-- START OF PROVIDED INFORMATION --

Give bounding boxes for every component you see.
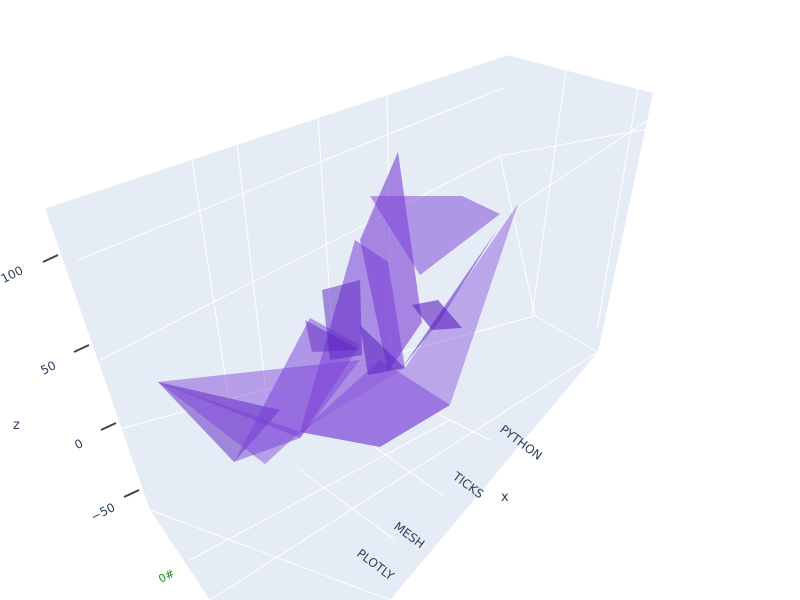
floor-wall [150, 352, 598, 600]
z-tick-label: 0 [72, 436, 85, 452]
mesh-face [370, 196, 500, 275]
mesh-face [360, 152, 422, 372]
mesh-face [360, 325, 405, 375]
z-axis-title: z [13, 418, 20, 433]
mesh-face [322, 280, 362, 360]
z-tick-label: 100 [0, 263, 25, 286]
z-tick-mark [73, 344, 90, 353]
z-tick-label: 50 [38, 358, 58, 377]
mesh-surface [158, 152, 518, 464]
z-tick-mark [42, 254, 59, 263]
mesh-face [265, 360, 450, 464]
mesh-face [412, 300, 462, 330]
z-tick-mark [100, 422, 117, 431]
y-tick-label: 0# [156, 567, 176, 586]
x-axis-title: x [501, 490, 509, 505]
y-axis: 0# [156, 567, 176, 586]
z-tick-label: −50 [88, 500, 117, 524]
mesh-face [305, 320, 360, 352]
z-tick-mark [123, 489, 140, 498]
mesh-face [402, 230, 497, 368]
mesh-face [300, 204, 518, 447]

-- END OF PROVIDED INFORMATION --

Write out every line of the records above exactly, leaving out the pictures.

## ANSWER TO THIS TASK
Give bounding boxes for every component you see.
floor-wall [150, 352, 598, 600]
z-tick-label: 0 [72, 436, 85, 452]
mesh-face [370, 196, 500, 275]
mesh-face [360, 152, 422, 372]
mesh-face [360, 325, 405, 375]
z-axis-title: z [13, 418, 20, 433]
mesh-face [322, 280, 362, 360]
z-tick-label: 100 [0, 263, 25, 286]
z-tick-mark [73, 344, 90, 353]
z-tick-label: 50 [38, 358, 58, 377]
mesh-surface [158, 152, 518, 464]
z-tick-mark [42, 254, 59, 263]
mesh-face [265, 360, 450, 464]
mesh-face [412, 300, 462, 330]
z-tick-mark [100, 422, 117, 431]
y-tick-label: 0# [156, 567, 176, 586]
x-axis-title: x [501, 490, 509, 505]
y-axis: 0# [156, 567, 176, 586]
z-tick-label: −50 [88, 500, 117, 524]
mesh-face [305, 320, 360, 352]
z-tick-mark [123, 489, 140, 498]
mesh-face [402, 230, 497, 368]
mesh-face [300, 204, 518, 447]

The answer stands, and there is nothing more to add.